Nothing but the lines from the one containing "OCR this image." to the end of the data should be returned, exactly as written; pictures are omitted.

___ STORED RECORDS ___

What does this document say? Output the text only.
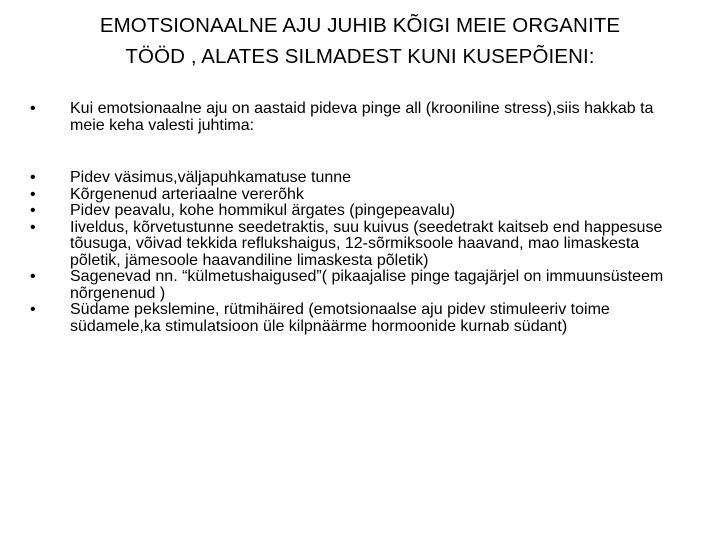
EMOTSIONAALNE AJU JUHIB KÕIGI MEIE ORGANITE
TÖÖD , ALATES SILMADEST KUNI KUSEPÕIENI:
•	Kui emotsionaalne aju on aastaid pideva pinge all (krooniline stress),siis hakkab ta meie keha valesti juhtima:
•	Pidev väsimus,väljapuhkamatuse tunne
•	Kõrgenenud arteriaalne vererõhk
•	Pidev peavalu, kohe hommikul ärgates (pingepeavalu)
•	Iiveldus, kõrvetustunne seedetraktis, suu kuivus (seedetrakt kaitseb end happesuse tõusuga, võivad tekkida reflukshaigus, 12-sõrmiksoole haavand, mao limaskesta põletik, jämesoole haavandiline limaskesta põletik)
•	Sagenevad nn. “külmetushaigused”( pikaajalise pinge tagajärjel on immuunsüsteem nõrgenenud )
•	Südame pekslemine, rütmihäired (emotsionaalse aju pidev stimuleeriv toime südamele,ka stimulatsioon üle kilpnäärme hormoonide kurnab südant)
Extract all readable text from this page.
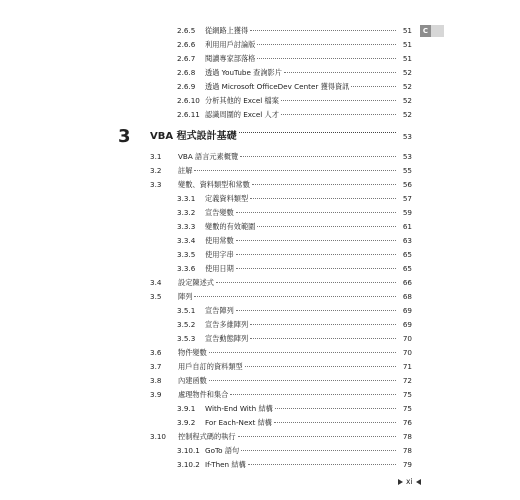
C
2.6.5 從網路上獲得	51
2.6.6 利用用戶討論版	51
2.6.7 閱讀專家部落格	51
2.6.8 透過 YouTube 查詢影片	52
2.6.9 透過 Microsoft OfficeDev Center 獲得資訊	52
2.6.10 分析其他的 Excel 檔案	52
2.6.11 認識周圍的 Excel 人才	52
3 VBA 程式設計基礎	53
3.1 VBA 語言元素概覽	53
3.2 註解	55
3.3 變數、資料類型和常數	56
3.3.1 定義資料類型	57
3.3.2 宣告變數	59
3.3.3 變數的有效範圍	61
3.3.4 使用常數	63
3.3.5 使用字串	65
3.3.6 使用日期	65
3.4 設定陳述式	66
3.5 陣列	68
3.5.1 宣告陣列	69
3.5.2 宣告多維陣列	69
3.5.3 宣告動態陣列	70
3.6 物件變數	70
3.7 用戶自訂的資料類型	71
3.8 內建函數	72
3.9 處理物件和集合	75
3.9.1 With-End With 結構	75
3.9.2 For Each-Next 結構	76
3.10 控制程式碼的執行	78
3.10.1 GoTo 語句	78
3.10.2 If-Then 結構	79
xi
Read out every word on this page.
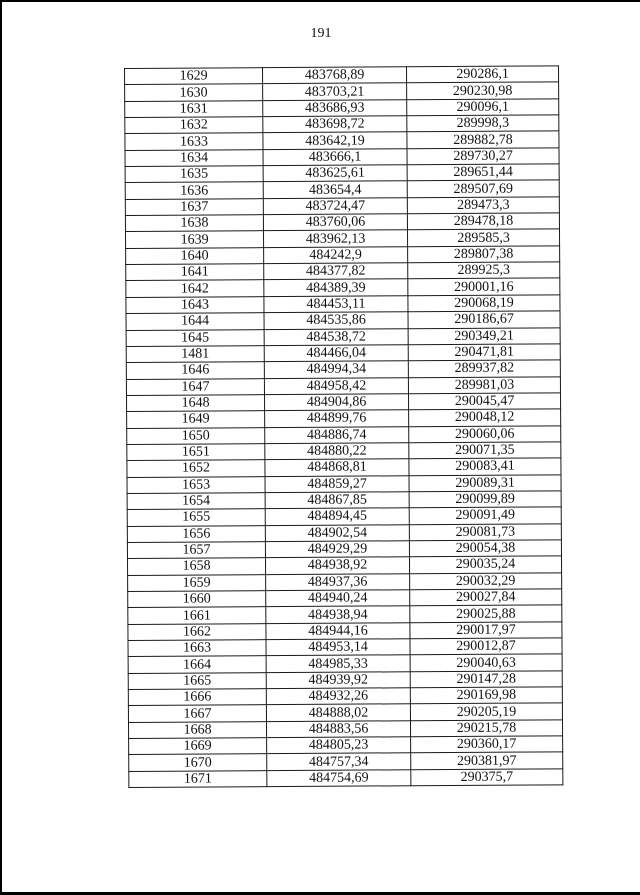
191
1629	483768,89	290286,1
1630	483703,21	290230,98
1631	483686,93	290096,1
1632	483698,72	289998,3
1633	483642,19	289882,78
1634	483666,1	289730,27
1635	483625,61	289651,44
1636	483654,4	289507,69
1637	483724,47	289473,3
1638	483760,06	289478,18
1639	483962,13	289585,3
1640	484242,9	289807,38
1641	484377,82	289925,3
1642	484389,39	290001,16
1643	484453,11	290068,19
1644	484535,86	290186,67
1645	484538,72	290349,21
1481	484466,04	290471,81
1646	484994,34	289937,82
1647	484958,42	289981,03
1648	484904,86	290045,47
1649	484899,76	290048,12
1650	484886,74	290060,06
1651	484880,22	290071,35
1652	484868,81	290083,41
1653	484859,27	290089,31
1654	484867,85	290099,89
1655	484894,45	290091,49
1656	484902,54	290081,73
1657	484929,29	290054,38
1658	484938,92	290035,24
1659	484937,36	290032,29
1660	484940,24	290027,84
1661	484938,94	290025,88
1662	484944,16	290017,97
1663	484953,14	290012,87
1664	484985,33	290040,63
1665	484939,92	290147,28
1666	484932,26	290169,98
1667	484888,02	290205,19
1668	484883,56	290215,78
1669	484805,23	290360,17
1670	484757,34	290381,97
1671	484754,69	290375,7
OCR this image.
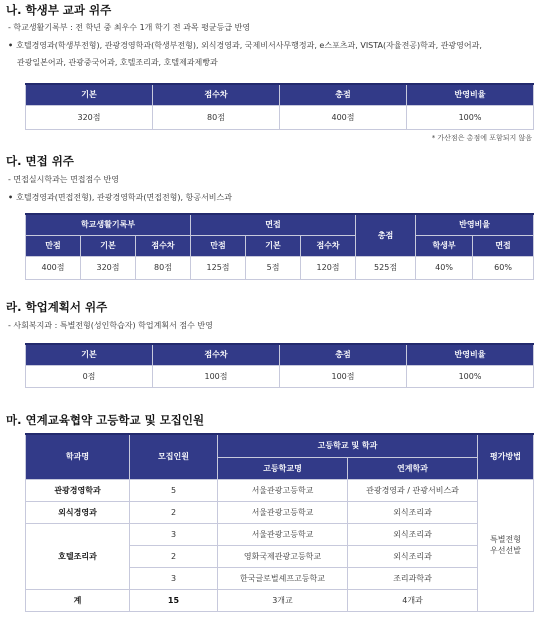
나. 학생부 교과 위주
- 학교생활기록부 : 전 학년 중 최우수 1개 학기 전 과목 평균등급 반영
• 호텔경영과(학생부전형), 관광경영학과(학생부전형), 외식경영과, 국제비서사무행정과, e스포츠과, VISTA(자율전공)학과, 관광영어과,
관광일본어과, 관광중국어과, 호텔조리과, 호텔제과제빵과
기본	점수차	총점	반영비율
320점	80점	400점	100%
* 가산점은 총점에 포함되지 않음
다. 면접 위주
- 면접실시학과는 면접점수 반영
• 호텔경영과(면접전형), 관광경영학과(면접전형), 항공서비스과
학교생활기록부			면접			총점	반영비율	
만점	기본	점수차	만점	기본	점수차		학생부	면접
400점	320점	80점	125점	5점	120점	525점	40%	60%
라. 학업계획서 위주
- 사회복지과 : 특별전형(성인학습자) 학업계획서 점수 반영
기본	점수차	총점	반영비율
0점	100점	100점	100%
마. 연계교육협약 고등학교 및 모집인원
학과명	모집인원	고등학교 및 학과		평가방법
		고등학교명	연계학과	
관광경영학과	5	서울관광고등학교	관광경영과 / 관광서비스과	특별전형
우선선발

외식경영과	2	서울관광고등학교	외식조리과	
호텔조리과	3	서울관광고등학교	외식조리과	
	2	영화국제관광고등학교	외식조리과	
	3	한국글로벌셰프고등학교	조리과학과	
계	15	3개교	4개과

___

### EXERCISE SOLUTION:
OCR this image.
나. 학생부 교과 위주
- 학교생활기록부 : 전 학년 중 최우수 1개 학기 전 과목 평균등급 반영
• 호텔경영과(학생부전형), 관광경영학과(학생부전형), 외식경영과, 국제비서사무행정과, e스포츠과, VISTA(자율전공)학과, 관광영어과,
관광일본어과, 관광중국어과, 호텔조리과, 호텔제과제빵과
기본	점수차	총점	반영비율
320점	80점	400점	100%
* 가산점은 총점에 포함되지 않음
다. 면접 위주
- 면접실시학과는 면접점수 반영
• 호텔경영과(면접전형), 관광경영학과(면접전형), 항공서비스과
학교생활기록부			면접			총점	반영비율	
만점	기본	점수차	만점	기본	점수차		학생부	면접
400점	320점	80점	125점	5점	120점	525점	40%	60%
라. 학업계획서 위주
- 사회복지과 : 특별전형(성인학습자) 학업계획서 점수 반영
기본	점수차	총점	반영비율
0점	100점	100점	100%
마. 연계교육협약 고등학교 및 모집인원
학과명	모집인원	고등학교 및 학과		평가방법
		고등학교명	연계학과	
관광경영학과	5	서울관광고등학교	관광경영과 / 관광서비스과	특별전형
우선선발

외식경영과	2	서울관광고등학교	외식조리과	
호텔조리과	3	서울관광고등학교	외식조리과	
	2	영화국제관광고등학교	외식조리과	
	3	한국글로벌셰프고등학교	조리과학과	
계	15	3개교	4개과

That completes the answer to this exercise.